## Source data
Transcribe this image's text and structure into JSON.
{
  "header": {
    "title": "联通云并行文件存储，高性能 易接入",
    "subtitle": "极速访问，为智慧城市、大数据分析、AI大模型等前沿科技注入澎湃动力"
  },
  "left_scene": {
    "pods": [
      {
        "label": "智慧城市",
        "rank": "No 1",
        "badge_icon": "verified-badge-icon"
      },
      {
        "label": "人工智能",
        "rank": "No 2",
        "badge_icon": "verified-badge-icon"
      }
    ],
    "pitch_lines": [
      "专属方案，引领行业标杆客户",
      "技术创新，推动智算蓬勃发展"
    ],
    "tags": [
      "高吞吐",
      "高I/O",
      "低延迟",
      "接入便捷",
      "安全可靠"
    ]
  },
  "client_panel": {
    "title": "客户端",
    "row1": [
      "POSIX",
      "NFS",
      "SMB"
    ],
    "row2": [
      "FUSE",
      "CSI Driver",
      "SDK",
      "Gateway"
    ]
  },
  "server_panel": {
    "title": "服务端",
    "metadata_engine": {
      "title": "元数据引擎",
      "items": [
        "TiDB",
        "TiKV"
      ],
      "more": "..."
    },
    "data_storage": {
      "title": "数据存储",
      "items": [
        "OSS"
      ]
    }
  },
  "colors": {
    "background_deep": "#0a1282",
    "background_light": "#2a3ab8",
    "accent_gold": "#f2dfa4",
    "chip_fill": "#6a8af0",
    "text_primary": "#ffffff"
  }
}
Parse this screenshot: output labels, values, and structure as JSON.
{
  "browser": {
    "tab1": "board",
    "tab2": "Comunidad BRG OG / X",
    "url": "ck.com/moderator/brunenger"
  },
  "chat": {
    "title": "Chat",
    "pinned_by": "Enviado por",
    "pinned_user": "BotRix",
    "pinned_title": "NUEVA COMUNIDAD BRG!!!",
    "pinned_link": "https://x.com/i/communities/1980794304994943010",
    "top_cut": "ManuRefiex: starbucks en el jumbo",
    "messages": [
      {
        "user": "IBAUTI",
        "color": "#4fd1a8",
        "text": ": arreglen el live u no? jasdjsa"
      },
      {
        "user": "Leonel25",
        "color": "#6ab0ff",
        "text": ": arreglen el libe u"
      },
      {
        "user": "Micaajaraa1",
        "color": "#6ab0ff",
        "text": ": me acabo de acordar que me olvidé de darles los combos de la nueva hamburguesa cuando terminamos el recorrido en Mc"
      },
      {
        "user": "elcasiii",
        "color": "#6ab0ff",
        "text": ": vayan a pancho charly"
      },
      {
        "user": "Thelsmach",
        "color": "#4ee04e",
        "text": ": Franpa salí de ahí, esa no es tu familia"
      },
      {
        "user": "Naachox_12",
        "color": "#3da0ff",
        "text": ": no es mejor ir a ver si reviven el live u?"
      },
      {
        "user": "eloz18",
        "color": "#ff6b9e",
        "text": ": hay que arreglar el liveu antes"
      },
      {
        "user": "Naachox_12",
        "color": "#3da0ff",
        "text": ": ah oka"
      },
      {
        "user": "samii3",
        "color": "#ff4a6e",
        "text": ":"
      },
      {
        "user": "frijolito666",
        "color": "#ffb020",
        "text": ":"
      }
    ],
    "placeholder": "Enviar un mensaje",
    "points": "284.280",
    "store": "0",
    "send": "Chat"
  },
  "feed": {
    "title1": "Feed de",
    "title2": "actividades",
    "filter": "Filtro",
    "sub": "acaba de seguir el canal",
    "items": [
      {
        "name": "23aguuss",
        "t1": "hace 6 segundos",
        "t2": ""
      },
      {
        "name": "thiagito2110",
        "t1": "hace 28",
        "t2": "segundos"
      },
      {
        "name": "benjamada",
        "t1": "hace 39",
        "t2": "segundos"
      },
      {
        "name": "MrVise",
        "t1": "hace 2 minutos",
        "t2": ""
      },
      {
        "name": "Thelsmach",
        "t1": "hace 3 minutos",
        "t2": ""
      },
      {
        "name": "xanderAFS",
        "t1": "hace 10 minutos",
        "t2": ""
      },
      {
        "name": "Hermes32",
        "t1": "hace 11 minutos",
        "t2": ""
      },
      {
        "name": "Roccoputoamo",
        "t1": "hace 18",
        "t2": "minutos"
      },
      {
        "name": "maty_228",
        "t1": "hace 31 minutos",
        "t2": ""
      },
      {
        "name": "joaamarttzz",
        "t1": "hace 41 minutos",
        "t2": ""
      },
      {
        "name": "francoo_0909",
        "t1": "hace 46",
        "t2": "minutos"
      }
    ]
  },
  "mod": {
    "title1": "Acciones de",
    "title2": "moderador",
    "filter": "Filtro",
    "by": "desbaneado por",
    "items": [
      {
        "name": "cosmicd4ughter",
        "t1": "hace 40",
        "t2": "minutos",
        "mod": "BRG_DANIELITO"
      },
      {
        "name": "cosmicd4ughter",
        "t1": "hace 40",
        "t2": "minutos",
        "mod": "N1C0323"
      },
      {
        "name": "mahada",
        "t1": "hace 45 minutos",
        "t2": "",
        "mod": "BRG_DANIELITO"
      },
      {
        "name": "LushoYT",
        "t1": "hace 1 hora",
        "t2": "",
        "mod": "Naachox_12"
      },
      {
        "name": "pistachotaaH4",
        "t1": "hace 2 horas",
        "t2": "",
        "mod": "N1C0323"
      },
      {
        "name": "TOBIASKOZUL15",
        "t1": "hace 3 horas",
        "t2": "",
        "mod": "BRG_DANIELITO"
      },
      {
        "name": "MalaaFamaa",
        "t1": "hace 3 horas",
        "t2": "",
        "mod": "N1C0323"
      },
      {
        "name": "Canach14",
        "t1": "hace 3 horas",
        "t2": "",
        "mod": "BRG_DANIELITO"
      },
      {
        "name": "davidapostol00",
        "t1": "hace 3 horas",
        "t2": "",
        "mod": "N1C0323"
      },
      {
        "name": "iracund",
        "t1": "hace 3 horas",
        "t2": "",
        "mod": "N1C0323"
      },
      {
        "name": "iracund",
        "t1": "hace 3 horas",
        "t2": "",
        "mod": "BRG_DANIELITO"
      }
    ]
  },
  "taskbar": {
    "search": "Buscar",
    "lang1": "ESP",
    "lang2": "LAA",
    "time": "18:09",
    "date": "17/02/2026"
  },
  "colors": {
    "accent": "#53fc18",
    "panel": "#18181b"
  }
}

## Brief
Your task is to repeat each line of the material exactly.

## Result for this task
Transcribe this image's text and structure into JSON.
{
  "header": {
    "title": "联通云并行文件存储，高性能 易接入",
    "subtitle": "极速访问，为智慧城市、大数据分析、AI大模型等前沿科技注入澎湃动力"
  },
  "left_scene": {
    "pods": [
      {
        "label": "智慧城市",
        "rank": "No 1",
        "badge_icon": "verified-badge-icon"
      },
      {
        "label": "人工智能",
        "rank": "No 2",
        "badge_icon": "verified-badge-icon"
      }
    ],
    "pitch_lines": [
      "专属方案，引领行业标杆客户",
      "技术创新，推动智算蓬勃发展"
    ],
    "tags": [
      "高吞吐",
      "高I/O",
      "低延迟",
      "接入便捷",
      "安全可靠"
    ]
  },
  "client_panel": {
    "title": "客户端",
    "row1": [
      "POSIX",
      "NFS",
      "SMB"
    ],
    "row2": [
      "FUSE",
      "CSI Driver",
      "SDK",
      "Gateway"
    ]
  },
  "server_panel": {
    "title": "服务端",
    "metadata_engine": {
      "title": "元数据引擎",
      "items": [
        "TiDB",
        "TiKV"
      ],
      "more": "..."
    },
    "data_storage": {
      "title": "数据存储",
      "items": [
        "OSS"
      ]
    }
  },
  "colors": {
    "background_deep": "#0a1282",
    "background_light": "#2a3ab8",
    "accent_gold": "#f2dfa4",
    "chip_fill": "#6a8af0",
    "text_primary": "#ffffff"
  }
}
Parse this screenshot: output labels, values, and structure as JSON.
{
  "browser": {
    "tab1": "board",
    "tab2": "Comunidad BRG OG / X",
    "url": "ck.com/moderator/brunenger"
  },
  "chat": {
    "title": "Chat",
    "pinned_by": "Enviado por",
    "pinned_user": "BotRix",
    "pinned_title": "NUEVA COMUNIDAD BRG!!!",
    "pinned_link": "https://x.com/i/communities/1980794304994943010",
    "top_cut": "ManuRefiex: starbucks en el jumbo",
    "messages": [
      {
        "user": "IBAUTI",
        "color": "#4fd1a8",
        "text": ": arreglen el live u no? jasdjsa"
      },
      {
        "user": "Leonel25",
        "color": "#6ab0ff",
        "text": ": arreglen el libe u"
      },
      {
        "user": "Micaajaraa1",
        "color": "#6ab0ff",
        "text": ": me acabo de acordar que me olvidé de darles los combos de la nueva hamburguesa cuando terminamos el recorrido en Mc"
      },
      {
        "user": "elcasiii",
        "color": "#6ab0ff",
        "text": ": vayan a pancho charly"
      },
      {
        "user": "Thelsmach",
        "color": "#4ee04e",
        "text": ": Franpa salí de ahí, esa no es tu familia"
      },
      {
        "user": "Naachox_12",
        "color": "#3da0ff",
        "text": ": no es mejor ir a ver si reviven el live u?"
      },
      {
        "user": "eloz18",
        "color": "#ff6b9e",
        "text": ": hay que arreglar el liveu antes"
      },
      {
        "user": "Naachox_12",
        "color": "#3da0ff",
        "text": ": ah oka"
      },
      {
        "user": "samii3",
        "color": "#ff4a6e",
        "text": ":"
      },
      {
        "user": "frijolito666",
        "color": "#ffb020",
        "text": ":"
      }
    ],
    "placeholder": "Enviar un mensaje",
    "points": "284.280",
    "store": "0",
    "send": "Chat"
  },
  "feed": {
    "title1": "Feed de",
    "title2": "actividades",
    "filter": "Filtro",
    "sub": "acaba de seguir el canal",
    "items": [
      {
        "name": "23aguuss",
        "t1": "hace 6 segundos",
        "t2": ""
      },
      {
        "name": "thiagito2110",
        "t1": "hace 28",
        "t2": "segundos"
      },
      {
        "name": "benjamada",
        "t1": "hace 39",
        "t2": "segundos"
      },
      {
        "name": "MrVise",
        "t1": "hace 2 minutos",
        "t2": ""
      },
      {
        "name": "Thelsmach",
        "t1": "hace 3 minutos",
        "t2": ""
      },
      {
        "name": "xanderAFS",
        "t1": "hace 10 minutos",
        "t2": ""
      },
      {
        "name": "Hermes32",
        "t1": "hace 11 minutos",
        "t2": ""
      },
      {
        "name": "Roccoputoamo",
        "t1": "hace 18",
        "t2": "minutos"
      },
      {
        "name": "maty_228",
        "t1": "hace 31 minutos",
        "t2": ""
      },
      {
        "name": "joaamarttzz",
        "t1": "hace 41 minutos",
        "t2": ""
      },
      {
        "name": "francoo_0909",
        "t1": "hace 46",
        "t2": "minutos"
      }
    ]
  },
  "mod": {
    "title1": "Acciones de",
    "title2": "moderador",
    "filter": "Filtro",
    "by": "desbaneado por",
    "items": [
      {
        "name": "cosmicd4ughter",
        "t1": "hace 40",
        "t2": "minutos",
        "mod": "BRG_DANIELITO"
      },
      {
        "name": "cosmicd4ughter",
        "t1": "hace 40",
        "t2": "minutos",
        "mod": "N1C0323"
      },
      {
        "name": "mahada",
        "t1": "hace 45 minutos",
        "t2": "",
        "mod": "BRG_DANIELITO"
      },
      {
        "name": "LushoYT",
        "t1": "hace 1 hora",
        "t2": "",
        "mod": "Naachox_12"
      },
      {
        "name": "pistachotaaH4",
        "t1": "hace 2 horas",
        "t2": "",
        "mod": "N1C0323"
      },
      {
        "name": "TOBIASKOZUL15",
        "t1": "hace 3 horas",
        "t2": "",
        "mod": "BRG_DANIELITO"
      },
      {
        "name": "MalaaFamaa",
        "t1": "hace 3 horas",
        "t2": "",
        "mod": "N1C0323"
      },
      {
        "name": "Canach14",
        "t1": "hace 3 horas",
        "t2": "",
        "mod": "BRG_DANIELITO"
      },
      {
        "name": "davidapostol00",
        "t1": "hace 3 horas",
        "t2": "",
        "mod": "N1C0323"
      },
      {
        "name": "iracund",
        "t1": "hace 3 horas",
        "t2": "",
        "mod": "N1C0323"
      },
      {
        "name": "iracund",
        "t1": "hace 3 horas",
        "t2": "",
        "mod": "BRG_DANIELITO"
      }
    ]
  },
  "taskbar": {
    "search": "Buscar",
    "lang1": "ESP",
    "lang2": "LAA",
    "time": "18:09",
    "date": "17/02/2026"
  },
  "colors": {
    "accent": "#53fc18",
    "panel": "#18181b"
  }
}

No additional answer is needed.